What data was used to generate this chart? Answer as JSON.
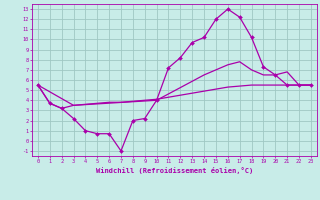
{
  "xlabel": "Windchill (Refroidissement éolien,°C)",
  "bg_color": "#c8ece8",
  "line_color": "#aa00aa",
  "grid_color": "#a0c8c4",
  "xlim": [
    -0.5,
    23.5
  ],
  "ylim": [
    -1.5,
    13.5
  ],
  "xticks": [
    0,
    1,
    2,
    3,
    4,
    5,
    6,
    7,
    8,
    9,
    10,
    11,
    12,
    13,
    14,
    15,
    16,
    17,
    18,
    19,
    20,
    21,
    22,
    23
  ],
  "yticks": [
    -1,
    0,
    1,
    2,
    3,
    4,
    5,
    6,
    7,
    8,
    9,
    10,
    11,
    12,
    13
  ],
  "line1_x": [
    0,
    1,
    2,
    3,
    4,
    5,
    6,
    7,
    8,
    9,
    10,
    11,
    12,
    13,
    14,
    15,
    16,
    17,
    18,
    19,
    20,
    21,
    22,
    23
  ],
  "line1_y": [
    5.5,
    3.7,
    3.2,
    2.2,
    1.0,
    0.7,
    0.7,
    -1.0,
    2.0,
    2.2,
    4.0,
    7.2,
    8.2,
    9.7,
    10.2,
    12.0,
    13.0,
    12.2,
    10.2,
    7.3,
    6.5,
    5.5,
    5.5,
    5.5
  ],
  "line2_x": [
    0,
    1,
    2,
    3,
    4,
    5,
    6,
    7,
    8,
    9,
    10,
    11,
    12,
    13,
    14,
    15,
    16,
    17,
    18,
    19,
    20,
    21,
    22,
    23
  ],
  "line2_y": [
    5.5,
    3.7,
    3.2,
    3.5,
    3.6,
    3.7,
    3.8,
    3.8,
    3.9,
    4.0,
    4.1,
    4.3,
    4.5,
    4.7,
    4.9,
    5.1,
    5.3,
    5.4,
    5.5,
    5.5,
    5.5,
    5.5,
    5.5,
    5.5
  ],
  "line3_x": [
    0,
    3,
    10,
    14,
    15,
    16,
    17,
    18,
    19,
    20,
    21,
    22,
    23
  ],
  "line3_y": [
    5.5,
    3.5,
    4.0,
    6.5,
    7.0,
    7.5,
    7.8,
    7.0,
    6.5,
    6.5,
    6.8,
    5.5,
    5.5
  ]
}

§

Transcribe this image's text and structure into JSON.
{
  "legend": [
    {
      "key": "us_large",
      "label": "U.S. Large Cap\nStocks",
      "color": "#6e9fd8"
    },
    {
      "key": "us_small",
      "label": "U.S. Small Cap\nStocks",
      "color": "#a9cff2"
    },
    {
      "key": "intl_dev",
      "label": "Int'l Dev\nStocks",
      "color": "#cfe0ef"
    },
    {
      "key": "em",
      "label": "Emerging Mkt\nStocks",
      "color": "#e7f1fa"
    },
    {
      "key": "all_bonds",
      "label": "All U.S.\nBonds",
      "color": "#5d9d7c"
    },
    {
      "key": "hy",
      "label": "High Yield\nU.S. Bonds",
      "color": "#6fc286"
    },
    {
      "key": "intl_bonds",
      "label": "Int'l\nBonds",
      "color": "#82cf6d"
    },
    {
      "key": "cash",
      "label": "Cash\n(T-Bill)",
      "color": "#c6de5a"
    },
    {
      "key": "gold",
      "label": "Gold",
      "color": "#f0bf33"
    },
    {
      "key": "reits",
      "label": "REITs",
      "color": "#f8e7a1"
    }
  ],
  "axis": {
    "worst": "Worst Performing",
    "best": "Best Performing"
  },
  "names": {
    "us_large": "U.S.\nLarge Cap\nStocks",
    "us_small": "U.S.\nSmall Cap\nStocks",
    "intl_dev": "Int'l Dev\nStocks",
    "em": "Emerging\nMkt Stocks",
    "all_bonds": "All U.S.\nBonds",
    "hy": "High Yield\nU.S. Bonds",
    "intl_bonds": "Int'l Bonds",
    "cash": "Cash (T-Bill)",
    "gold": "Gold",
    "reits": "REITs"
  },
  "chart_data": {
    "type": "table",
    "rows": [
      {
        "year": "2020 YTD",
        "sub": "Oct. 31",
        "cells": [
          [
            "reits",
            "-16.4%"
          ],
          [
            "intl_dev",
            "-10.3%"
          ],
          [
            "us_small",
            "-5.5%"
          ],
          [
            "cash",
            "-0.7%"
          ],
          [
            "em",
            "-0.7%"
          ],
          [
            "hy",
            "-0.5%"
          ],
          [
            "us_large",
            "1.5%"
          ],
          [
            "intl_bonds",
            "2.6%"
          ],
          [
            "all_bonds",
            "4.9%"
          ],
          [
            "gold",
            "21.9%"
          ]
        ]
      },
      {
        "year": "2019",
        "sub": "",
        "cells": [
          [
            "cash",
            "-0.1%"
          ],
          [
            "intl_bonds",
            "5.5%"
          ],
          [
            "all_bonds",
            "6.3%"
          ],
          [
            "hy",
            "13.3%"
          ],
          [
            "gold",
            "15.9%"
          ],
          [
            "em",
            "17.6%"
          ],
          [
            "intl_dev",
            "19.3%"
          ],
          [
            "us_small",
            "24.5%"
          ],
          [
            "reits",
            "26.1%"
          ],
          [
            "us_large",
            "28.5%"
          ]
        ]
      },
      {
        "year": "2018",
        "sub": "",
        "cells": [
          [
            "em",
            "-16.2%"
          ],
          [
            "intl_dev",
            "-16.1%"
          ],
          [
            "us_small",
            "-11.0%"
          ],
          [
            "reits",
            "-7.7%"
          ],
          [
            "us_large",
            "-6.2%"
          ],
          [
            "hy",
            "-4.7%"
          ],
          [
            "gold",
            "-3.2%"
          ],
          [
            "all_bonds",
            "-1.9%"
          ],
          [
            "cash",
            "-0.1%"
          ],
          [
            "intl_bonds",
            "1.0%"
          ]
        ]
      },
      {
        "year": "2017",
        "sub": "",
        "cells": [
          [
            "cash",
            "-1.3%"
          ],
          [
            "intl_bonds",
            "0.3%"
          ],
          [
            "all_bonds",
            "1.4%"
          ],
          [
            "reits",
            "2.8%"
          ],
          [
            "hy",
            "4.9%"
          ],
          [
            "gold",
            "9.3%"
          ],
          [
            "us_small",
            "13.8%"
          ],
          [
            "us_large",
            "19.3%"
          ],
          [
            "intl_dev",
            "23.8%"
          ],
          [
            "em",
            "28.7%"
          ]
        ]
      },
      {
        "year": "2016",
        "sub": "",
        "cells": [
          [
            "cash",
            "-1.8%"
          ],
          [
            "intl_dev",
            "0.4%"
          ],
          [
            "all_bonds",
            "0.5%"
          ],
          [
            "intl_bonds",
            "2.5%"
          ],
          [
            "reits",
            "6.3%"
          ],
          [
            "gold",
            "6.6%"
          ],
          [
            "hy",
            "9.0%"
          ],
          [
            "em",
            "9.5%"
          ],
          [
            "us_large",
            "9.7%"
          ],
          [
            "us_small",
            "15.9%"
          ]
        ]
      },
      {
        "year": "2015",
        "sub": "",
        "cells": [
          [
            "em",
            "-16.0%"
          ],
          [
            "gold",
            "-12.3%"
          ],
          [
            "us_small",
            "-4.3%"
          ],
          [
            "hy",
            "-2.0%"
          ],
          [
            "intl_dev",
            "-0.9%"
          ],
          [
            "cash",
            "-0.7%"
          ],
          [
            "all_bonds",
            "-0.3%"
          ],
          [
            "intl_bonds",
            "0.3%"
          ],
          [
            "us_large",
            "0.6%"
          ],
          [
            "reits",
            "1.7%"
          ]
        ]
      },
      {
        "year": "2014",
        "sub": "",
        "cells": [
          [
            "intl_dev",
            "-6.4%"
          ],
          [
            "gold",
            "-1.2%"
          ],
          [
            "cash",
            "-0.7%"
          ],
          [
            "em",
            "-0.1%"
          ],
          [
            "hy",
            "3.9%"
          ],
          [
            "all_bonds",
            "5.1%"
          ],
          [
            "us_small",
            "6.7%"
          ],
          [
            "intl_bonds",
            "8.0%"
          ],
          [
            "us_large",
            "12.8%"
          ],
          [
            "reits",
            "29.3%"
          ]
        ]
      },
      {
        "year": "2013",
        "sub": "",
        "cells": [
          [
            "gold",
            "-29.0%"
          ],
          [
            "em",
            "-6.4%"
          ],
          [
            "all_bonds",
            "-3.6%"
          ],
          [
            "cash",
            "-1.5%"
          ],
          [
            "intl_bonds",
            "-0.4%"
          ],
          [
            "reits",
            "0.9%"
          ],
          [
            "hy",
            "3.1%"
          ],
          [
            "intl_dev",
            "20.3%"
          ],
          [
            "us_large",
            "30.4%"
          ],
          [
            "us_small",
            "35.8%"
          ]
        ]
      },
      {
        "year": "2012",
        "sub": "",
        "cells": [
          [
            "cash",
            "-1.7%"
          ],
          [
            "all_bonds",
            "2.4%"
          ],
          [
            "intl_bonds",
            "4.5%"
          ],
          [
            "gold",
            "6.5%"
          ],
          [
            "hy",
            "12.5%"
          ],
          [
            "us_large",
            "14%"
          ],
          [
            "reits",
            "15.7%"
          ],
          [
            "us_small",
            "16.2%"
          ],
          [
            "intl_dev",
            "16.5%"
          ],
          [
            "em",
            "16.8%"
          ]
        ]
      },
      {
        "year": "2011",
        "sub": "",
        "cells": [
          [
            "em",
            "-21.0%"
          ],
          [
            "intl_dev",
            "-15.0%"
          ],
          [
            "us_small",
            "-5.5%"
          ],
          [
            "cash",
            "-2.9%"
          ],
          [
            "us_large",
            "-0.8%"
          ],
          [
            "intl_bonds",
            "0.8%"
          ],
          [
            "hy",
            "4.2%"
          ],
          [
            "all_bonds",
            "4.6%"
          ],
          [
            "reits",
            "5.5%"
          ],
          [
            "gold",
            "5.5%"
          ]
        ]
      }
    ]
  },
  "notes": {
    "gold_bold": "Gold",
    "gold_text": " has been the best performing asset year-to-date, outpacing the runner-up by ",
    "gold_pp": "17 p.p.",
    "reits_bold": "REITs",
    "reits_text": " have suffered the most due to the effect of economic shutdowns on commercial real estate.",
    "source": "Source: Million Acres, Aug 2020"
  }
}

§

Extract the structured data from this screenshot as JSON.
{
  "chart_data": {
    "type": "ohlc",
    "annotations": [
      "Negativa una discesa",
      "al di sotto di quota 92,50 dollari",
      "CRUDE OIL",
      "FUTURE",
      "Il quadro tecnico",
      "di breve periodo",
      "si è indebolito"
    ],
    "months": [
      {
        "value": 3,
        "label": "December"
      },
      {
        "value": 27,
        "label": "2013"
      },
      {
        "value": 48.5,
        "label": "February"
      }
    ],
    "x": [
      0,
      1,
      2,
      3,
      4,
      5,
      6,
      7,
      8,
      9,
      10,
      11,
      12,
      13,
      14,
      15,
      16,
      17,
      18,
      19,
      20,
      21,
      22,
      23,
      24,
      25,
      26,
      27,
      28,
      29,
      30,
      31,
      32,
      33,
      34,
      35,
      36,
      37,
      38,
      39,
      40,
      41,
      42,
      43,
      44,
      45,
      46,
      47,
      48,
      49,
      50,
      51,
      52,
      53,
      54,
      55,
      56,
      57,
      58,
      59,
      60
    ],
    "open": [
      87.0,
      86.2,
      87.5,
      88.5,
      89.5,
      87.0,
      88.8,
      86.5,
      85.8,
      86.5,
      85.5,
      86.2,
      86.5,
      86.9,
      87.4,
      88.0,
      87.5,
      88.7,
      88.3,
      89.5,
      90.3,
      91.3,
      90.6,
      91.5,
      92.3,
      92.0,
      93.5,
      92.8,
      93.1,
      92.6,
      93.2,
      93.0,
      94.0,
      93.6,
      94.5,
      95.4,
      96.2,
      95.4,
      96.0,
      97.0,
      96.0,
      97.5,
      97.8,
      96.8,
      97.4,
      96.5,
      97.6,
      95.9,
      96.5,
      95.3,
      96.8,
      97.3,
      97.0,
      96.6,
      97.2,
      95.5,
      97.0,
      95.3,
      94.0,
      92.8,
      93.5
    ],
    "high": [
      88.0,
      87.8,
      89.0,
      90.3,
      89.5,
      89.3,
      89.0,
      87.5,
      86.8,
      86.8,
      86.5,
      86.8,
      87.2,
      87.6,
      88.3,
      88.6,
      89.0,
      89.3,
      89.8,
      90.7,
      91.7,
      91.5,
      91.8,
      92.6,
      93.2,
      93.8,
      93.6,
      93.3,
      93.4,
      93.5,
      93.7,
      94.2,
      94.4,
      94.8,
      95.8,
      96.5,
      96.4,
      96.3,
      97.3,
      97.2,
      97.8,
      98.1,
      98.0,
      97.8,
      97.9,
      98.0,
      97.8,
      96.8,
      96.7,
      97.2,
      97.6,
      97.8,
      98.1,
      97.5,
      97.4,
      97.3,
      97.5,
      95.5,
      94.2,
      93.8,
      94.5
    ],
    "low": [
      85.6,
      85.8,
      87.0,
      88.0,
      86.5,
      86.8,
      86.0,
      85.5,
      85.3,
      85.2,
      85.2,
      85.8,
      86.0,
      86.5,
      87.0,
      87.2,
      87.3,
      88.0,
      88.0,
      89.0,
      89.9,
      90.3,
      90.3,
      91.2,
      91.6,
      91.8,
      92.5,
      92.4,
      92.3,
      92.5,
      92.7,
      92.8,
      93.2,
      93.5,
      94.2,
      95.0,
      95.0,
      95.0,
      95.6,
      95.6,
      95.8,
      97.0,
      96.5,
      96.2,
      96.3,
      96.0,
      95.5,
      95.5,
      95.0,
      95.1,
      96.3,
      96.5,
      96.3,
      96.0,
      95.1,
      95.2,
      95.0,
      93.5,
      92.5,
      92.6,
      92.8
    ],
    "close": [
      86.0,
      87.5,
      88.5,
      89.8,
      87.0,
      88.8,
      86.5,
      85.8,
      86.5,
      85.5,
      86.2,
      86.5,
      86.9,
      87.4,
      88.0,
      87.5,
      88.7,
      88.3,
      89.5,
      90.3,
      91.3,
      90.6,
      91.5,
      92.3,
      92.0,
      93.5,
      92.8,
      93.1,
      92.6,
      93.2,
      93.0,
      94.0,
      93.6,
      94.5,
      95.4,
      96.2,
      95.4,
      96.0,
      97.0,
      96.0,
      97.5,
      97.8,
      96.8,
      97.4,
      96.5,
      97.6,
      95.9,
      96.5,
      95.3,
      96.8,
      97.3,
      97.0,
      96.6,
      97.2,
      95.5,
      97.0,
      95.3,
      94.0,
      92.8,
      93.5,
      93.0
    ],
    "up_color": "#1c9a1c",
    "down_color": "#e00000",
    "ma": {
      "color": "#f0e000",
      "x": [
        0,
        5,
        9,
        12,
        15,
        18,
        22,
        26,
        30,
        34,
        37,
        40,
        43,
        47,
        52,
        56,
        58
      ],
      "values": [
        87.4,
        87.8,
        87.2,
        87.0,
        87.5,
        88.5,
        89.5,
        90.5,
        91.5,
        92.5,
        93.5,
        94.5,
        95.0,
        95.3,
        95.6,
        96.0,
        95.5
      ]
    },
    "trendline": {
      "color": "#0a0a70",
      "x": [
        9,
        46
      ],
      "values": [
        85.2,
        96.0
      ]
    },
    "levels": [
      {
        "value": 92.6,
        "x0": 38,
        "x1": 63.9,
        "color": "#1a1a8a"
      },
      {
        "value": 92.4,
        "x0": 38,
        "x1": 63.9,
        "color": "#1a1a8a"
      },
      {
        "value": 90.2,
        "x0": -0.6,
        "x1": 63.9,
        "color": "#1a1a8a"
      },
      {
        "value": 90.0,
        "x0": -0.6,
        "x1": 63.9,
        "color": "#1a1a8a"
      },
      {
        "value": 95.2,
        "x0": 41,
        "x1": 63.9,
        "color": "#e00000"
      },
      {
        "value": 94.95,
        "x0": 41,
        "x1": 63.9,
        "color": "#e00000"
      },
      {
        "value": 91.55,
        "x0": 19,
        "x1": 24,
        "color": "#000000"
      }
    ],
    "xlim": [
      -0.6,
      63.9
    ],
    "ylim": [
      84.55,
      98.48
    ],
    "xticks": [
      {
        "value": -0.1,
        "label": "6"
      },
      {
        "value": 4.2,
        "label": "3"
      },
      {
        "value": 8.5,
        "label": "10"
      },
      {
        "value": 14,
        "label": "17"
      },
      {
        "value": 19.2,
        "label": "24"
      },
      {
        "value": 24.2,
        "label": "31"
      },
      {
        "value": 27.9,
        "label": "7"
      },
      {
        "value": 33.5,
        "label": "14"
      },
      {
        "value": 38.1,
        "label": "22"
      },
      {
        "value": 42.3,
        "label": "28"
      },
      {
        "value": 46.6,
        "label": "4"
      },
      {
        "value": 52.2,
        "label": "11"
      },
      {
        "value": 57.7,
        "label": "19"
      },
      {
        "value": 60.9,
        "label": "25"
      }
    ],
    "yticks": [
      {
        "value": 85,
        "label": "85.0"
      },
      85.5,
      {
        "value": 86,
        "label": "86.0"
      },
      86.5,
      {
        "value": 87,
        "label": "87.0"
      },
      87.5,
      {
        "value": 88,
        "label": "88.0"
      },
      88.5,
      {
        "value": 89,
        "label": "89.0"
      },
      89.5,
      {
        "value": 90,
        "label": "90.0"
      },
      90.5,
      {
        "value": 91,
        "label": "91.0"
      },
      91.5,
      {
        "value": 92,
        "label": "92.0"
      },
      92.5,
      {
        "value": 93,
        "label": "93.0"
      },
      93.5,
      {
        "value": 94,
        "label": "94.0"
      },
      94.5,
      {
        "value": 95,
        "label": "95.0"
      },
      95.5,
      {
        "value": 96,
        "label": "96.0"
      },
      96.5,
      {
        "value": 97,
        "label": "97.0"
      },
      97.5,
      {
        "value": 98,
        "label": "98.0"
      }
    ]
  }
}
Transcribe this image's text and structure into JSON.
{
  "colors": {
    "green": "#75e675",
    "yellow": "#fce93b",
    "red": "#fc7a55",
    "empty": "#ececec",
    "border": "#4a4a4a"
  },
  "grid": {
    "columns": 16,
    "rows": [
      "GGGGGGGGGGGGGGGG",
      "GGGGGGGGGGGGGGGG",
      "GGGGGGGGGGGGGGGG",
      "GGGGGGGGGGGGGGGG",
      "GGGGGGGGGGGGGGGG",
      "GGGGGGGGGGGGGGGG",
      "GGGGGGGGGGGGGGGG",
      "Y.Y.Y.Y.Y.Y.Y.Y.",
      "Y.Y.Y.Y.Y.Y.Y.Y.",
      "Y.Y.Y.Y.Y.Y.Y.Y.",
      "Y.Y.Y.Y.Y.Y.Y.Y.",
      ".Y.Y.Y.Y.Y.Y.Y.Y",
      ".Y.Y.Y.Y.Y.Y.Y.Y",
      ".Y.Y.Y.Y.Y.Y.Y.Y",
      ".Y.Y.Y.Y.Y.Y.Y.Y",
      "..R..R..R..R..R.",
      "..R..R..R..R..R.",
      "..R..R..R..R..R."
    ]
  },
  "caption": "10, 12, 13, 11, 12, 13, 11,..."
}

§

* _GOAL OF THE EXERCISE_:
Return, from the data, each line that has the word "JSON" in it.

* _RESULT_:
What data was used to generate this chart? Answer as JSON.
Transcribe this image's text and structure into JSON.
Extract the structured data from this screenshot as JSON.
Transcribe this image's text and structure into JSON.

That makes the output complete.